Stored data:
┄┄┄┄┄┄┄┄┄┄┄┄┄┄┄┄┄┄┄┄
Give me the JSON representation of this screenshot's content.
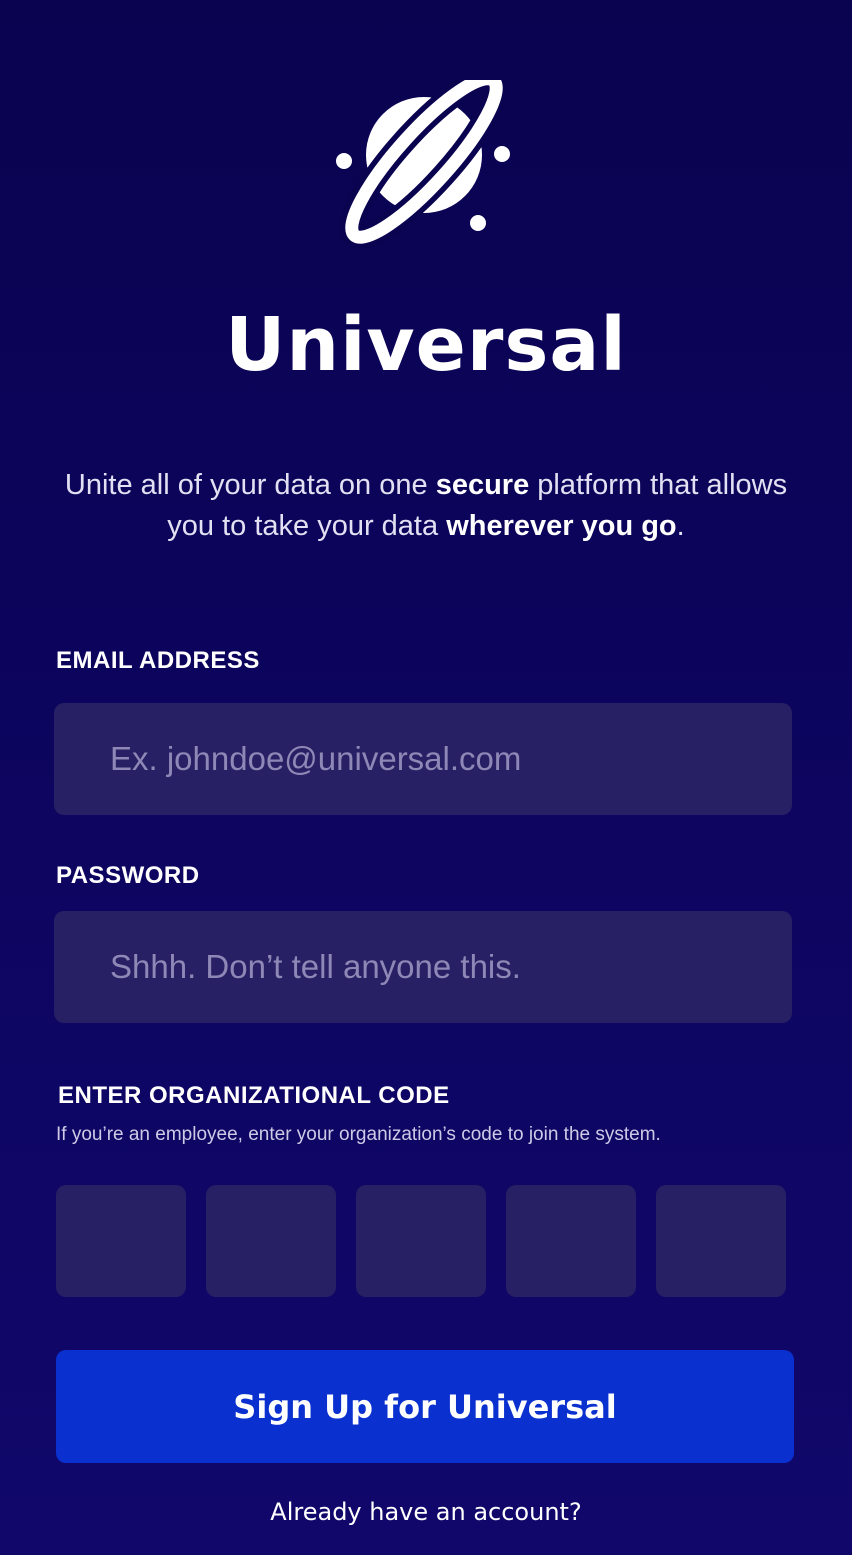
{
  "brand": {
    "name": "Universal",
    "logo_icon": "planet-icon"
  },
  "tagline": {
    "part1": "Unite all of your data on one ",
    "bold1": "secure",
    "part2": " platform that allows you to take your data ",
    "bold2": "wherever you go",
    "part3": "."
  },
  "form": {
    "email": {
      "label": "EMAIL ADDRESS",
      "value": "",
      "placeholder": "Ex. johndoe@universal.com"
    },
    "password": {
      "label": "PASSWORD",
      "value": "",
      "placeholder": "Shhh. Don’t tell anyone this."
    },
    "org_code": {
      "label": "ENTER ORGANIZATIONAL CODE",
      "hint": "If you’re an employee, enter your organization’s code to join the system.",
      "digits": [
        "",
        "",
        "",
        "",
        ""
      ]
    }
  },
  "actions": {
    "signup_label": "Sign Up for Universal",
    "signin_label": "Already have an account?"
  },
  "colors": {
    "background": "#0a0350",
    "input_fill": "#272064",
    "button_fill": "#0a31cf",
    "text": "#ffffff"
  }
}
┄┄┄┄┄┄┄┄┄┄┄┄┄┄┄┄┄┄┄┄
Reproduce the records above exactly, leaving out every picture they contain.

Give me the JSON representation of this screenshot's content.
{
  "brand": {
    "name": "Universal",
    "logo_icon": "planet-icon"
  },
  "tagline": {
    "part1": "Unite all of your data on one ",
    "bold1": "secure",
    "part2": " platform that allows you to take your data ",
    "bold2": "wherever you go",
    "part3": "."
  },
  "form": {
    "email": {
      "label": "EMAIL ADDRESS",
      "value": "",
      "placeholder": "Ex. johndoe@universal.com"
    },
    "password": {
      "label": "PASSWORD",
      "value": "",
      "placeholder": "Shhh. Don’t tell anyone this."
    },
    "org_code": {
      "label": "ENTER ORGANIZATIONAL CODE",
      "hint": "If you’re an employee, enter your organization’s code to join the system.",
      "digits": [
        "",
        "",
        "",
        "",
        ""
      ]
    }
  },
  "actions": {
    "signup_label": "Sign Up for Universal",
    "signin_label": "Already have an account?"
  },
  "colors": {
    "background": "#0a0350",
    "input_fill": "#272064",
    "button_fill": "#0a31cf",
    "text": "#ffffff"
  }
}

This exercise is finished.